*EXERCISE*:
Keep only those lines of the records that include the string "Benchmark".

[Records that describe figures]
------------------------------

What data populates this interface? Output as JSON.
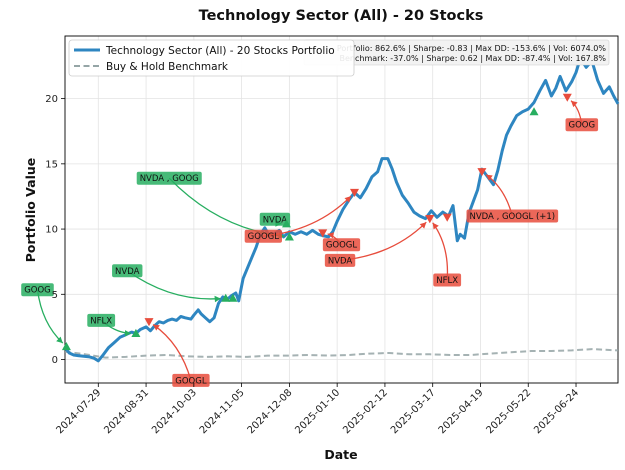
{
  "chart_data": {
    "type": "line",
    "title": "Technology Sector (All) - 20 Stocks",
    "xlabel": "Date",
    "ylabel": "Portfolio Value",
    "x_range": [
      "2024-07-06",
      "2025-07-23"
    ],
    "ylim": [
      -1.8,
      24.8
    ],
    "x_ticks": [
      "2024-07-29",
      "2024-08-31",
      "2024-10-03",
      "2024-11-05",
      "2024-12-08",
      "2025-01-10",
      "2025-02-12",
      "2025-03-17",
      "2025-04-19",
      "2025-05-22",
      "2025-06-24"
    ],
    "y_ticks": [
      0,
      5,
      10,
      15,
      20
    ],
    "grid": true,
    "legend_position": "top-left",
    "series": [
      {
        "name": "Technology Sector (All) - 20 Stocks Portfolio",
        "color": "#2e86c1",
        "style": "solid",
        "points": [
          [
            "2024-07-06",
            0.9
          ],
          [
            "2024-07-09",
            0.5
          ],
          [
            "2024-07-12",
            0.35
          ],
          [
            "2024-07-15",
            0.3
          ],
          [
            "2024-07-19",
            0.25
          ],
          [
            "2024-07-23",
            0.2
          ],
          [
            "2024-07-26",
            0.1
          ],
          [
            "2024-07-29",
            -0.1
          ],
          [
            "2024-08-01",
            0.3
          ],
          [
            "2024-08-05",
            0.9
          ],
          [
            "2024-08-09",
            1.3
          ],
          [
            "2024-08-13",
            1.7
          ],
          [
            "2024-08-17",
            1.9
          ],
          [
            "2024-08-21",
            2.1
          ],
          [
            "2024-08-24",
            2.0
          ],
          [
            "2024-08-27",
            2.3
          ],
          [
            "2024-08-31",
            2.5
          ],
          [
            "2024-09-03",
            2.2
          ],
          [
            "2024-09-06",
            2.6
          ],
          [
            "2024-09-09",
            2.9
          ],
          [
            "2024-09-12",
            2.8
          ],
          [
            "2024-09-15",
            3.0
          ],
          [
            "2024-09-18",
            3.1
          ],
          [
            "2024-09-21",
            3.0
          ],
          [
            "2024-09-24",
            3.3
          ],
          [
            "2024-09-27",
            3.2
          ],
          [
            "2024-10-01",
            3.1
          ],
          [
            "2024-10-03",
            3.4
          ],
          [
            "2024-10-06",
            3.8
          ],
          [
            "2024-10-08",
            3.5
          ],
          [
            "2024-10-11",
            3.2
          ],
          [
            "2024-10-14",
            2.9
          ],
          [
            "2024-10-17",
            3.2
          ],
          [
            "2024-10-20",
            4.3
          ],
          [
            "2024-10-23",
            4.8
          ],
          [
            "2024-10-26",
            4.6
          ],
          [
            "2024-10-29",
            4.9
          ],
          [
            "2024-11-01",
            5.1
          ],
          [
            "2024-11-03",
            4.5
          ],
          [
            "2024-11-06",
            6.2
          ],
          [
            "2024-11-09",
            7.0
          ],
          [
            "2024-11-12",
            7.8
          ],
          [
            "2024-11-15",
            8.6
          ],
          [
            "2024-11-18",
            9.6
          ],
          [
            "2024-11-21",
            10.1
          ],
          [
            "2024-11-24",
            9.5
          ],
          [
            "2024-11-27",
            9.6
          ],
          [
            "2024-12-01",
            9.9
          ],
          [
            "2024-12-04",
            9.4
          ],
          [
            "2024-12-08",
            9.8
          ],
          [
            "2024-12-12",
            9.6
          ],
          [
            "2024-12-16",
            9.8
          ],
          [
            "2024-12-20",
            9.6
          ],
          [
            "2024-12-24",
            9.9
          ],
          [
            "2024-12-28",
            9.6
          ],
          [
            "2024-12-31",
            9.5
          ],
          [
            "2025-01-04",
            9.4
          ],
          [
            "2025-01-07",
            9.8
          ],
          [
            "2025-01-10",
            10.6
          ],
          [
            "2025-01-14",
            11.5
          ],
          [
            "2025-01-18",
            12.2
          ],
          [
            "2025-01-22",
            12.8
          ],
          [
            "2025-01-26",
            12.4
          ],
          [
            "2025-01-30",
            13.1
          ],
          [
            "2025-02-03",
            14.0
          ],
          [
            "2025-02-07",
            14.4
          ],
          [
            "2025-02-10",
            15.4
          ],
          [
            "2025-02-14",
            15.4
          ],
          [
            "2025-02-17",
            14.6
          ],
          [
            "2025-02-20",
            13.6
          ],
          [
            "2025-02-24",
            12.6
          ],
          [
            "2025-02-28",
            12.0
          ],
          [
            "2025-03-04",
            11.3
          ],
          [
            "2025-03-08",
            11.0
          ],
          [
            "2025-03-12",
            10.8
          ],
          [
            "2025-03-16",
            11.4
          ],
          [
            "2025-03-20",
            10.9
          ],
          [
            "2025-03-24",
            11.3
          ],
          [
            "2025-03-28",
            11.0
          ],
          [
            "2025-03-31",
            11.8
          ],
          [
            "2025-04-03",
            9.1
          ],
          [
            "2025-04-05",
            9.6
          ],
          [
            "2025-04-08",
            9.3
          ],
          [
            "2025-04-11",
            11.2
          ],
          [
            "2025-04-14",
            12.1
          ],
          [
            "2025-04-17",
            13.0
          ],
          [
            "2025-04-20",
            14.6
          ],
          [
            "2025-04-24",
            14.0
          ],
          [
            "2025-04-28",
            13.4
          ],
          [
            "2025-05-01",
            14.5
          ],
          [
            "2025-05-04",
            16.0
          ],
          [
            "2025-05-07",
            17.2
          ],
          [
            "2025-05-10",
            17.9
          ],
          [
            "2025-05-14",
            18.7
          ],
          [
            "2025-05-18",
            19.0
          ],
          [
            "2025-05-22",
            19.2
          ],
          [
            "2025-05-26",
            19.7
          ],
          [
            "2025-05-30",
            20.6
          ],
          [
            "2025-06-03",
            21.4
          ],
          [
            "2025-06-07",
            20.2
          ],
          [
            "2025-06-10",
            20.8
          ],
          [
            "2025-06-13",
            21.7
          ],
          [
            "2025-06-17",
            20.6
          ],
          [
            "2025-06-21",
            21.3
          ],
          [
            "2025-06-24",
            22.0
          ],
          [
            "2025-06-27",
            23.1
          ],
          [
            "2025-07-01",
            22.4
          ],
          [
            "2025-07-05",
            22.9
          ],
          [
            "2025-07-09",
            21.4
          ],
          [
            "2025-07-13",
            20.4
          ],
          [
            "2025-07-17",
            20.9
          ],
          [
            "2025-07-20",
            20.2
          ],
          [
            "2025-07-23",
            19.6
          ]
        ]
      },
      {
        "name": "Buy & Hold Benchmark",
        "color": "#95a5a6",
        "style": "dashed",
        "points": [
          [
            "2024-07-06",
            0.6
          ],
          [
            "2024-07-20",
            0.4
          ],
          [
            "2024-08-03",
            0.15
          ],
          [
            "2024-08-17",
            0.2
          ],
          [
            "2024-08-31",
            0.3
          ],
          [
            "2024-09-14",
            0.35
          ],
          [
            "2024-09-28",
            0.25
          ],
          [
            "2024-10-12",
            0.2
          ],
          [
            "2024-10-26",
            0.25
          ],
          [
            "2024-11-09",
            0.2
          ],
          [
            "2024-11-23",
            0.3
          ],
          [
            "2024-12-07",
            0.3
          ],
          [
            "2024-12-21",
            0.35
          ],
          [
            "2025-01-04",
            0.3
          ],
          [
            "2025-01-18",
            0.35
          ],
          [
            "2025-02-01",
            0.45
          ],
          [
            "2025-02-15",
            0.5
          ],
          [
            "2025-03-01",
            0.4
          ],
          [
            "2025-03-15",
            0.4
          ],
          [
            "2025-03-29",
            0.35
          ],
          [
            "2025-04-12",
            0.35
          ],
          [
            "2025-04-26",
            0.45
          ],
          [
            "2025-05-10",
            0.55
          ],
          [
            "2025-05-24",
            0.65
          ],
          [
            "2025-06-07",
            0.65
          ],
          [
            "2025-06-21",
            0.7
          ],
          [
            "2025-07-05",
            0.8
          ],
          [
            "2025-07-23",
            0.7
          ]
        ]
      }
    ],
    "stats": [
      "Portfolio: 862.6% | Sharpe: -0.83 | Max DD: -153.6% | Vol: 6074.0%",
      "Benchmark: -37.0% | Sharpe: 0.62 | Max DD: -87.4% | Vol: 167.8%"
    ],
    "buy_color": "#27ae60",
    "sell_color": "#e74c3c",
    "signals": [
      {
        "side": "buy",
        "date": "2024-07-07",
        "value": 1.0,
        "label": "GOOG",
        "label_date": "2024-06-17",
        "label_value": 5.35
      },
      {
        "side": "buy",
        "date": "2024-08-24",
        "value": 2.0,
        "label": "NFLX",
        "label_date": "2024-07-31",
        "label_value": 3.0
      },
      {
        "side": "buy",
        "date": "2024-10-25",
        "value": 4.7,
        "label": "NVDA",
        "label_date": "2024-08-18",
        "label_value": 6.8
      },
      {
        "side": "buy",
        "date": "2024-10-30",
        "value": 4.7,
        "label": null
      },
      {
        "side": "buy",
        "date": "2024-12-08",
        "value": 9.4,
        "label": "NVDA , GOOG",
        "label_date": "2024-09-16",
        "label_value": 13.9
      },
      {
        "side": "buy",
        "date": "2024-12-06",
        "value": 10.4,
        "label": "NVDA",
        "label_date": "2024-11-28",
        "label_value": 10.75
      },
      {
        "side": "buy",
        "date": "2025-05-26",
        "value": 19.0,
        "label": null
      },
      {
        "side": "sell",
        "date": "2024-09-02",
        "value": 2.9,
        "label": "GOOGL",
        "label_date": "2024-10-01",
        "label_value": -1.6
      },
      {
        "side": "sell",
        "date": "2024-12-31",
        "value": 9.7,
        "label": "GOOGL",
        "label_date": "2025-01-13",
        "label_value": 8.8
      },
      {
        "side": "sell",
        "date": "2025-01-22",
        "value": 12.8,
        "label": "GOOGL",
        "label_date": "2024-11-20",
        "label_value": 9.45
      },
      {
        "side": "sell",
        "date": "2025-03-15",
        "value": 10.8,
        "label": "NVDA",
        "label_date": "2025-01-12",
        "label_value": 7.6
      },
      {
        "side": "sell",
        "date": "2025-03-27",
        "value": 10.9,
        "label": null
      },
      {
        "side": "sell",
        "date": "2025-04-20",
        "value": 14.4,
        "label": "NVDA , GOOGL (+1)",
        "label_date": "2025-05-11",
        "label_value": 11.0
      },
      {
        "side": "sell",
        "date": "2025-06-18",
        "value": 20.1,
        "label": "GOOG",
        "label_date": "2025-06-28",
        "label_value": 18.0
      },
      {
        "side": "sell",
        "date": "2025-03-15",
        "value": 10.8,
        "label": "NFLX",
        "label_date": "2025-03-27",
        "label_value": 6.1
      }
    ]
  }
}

------------------------------

*FINAL ANSWER*:
        "name": "Buy & Hold Benchmark",
      "Benchmark: -37.0% | Sharpe: 0.62 | Max DD: -87.4% | Vol: 167.8%"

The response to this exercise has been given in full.